=== Exercise ===
Identify the lines that contain the string "filled" and copy all of them.

(Records from a collection of figures)

· · · · ·

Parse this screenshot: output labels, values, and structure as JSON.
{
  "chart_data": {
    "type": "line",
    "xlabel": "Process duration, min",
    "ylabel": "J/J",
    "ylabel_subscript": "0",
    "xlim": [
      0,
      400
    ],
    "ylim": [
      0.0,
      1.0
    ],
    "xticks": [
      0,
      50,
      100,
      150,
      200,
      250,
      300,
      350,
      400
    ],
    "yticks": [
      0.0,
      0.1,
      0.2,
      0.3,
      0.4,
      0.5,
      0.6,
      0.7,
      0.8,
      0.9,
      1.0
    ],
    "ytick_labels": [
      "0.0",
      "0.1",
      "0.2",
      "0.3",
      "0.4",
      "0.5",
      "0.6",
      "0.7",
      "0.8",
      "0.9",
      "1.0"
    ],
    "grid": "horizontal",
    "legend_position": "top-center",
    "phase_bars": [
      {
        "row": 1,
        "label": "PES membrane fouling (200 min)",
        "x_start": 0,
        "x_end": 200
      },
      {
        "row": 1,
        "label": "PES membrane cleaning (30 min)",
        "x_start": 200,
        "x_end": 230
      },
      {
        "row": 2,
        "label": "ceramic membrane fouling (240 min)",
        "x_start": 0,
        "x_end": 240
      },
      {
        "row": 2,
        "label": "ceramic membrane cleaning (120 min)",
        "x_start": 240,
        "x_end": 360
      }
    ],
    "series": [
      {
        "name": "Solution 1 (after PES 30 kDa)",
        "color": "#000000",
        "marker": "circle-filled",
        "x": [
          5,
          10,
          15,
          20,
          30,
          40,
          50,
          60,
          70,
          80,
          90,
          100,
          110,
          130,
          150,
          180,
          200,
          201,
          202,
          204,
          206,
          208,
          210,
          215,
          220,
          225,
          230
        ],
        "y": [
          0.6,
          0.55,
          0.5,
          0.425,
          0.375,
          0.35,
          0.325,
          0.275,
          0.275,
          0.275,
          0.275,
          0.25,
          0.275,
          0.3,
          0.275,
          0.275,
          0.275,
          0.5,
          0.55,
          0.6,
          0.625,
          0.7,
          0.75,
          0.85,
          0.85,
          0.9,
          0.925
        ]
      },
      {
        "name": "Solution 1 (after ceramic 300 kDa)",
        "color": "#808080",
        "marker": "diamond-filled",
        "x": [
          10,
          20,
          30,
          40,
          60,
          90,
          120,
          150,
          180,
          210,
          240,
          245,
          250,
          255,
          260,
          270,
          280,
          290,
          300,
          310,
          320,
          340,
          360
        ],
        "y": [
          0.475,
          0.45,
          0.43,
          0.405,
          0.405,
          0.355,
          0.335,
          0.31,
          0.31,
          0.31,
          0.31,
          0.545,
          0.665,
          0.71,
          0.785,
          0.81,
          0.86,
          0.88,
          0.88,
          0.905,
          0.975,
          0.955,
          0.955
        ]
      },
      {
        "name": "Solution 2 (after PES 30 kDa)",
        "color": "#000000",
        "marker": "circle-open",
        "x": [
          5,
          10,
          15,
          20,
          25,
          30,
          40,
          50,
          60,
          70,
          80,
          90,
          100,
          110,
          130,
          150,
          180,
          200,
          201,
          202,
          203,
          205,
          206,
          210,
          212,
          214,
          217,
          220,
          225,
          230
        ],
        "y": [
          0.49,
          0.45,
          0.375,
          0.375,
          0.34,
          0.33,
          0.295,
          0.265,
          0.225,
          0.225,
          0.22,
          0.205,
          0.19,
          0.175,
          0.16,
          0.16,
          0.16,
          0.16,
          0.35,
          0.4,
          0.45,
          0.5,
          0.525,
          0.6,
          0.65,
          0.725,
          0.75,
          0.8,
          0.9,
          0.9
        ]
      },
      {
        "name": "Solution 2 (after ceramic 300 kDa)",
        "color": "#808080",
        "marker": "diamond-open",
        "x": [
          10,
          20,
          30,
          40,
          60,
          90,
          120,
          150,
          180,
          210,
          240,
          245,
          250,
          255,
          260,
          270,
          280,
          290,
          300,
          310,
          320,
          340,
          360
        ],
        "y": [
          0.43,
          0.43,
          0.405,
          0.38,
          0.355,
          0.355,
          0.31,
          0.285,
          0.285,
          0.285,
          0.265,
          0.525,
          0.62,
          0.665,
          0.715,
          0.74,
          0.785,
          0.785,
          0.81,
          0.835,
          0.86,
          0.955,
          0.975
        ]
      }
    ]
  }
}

· · · · ·

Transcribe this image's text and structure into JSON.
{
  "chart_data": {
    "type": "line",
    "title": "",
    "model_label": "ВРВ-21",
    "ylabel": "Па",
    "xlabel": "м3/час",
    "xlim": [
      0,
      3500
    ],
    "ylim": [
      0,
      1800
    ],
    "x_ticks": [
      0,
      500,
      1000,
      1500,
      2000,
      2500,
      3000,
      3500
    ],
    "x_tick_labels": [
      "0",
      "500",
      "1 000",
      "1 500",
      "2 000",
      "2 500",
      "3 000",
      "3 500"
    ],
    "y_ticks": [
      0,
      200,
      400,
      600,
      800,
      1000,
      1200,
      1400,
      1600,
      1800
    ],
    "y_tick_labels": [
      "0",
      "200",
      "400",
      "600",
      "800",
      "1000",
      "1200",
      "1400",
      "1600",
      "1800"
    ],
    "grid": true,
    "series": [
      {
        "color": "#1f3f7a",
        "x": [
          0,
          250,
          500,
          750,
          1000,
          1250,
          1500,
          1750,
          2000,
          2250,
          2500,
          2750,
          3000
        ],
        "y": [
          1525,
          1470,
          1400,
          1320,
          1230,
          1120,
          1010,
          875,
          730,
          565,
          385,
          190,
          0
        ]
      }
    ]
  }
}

· · · · ·

=== Response to the exercise ===
        "marker": "circle-filled",
        "marker": "diamond-filled",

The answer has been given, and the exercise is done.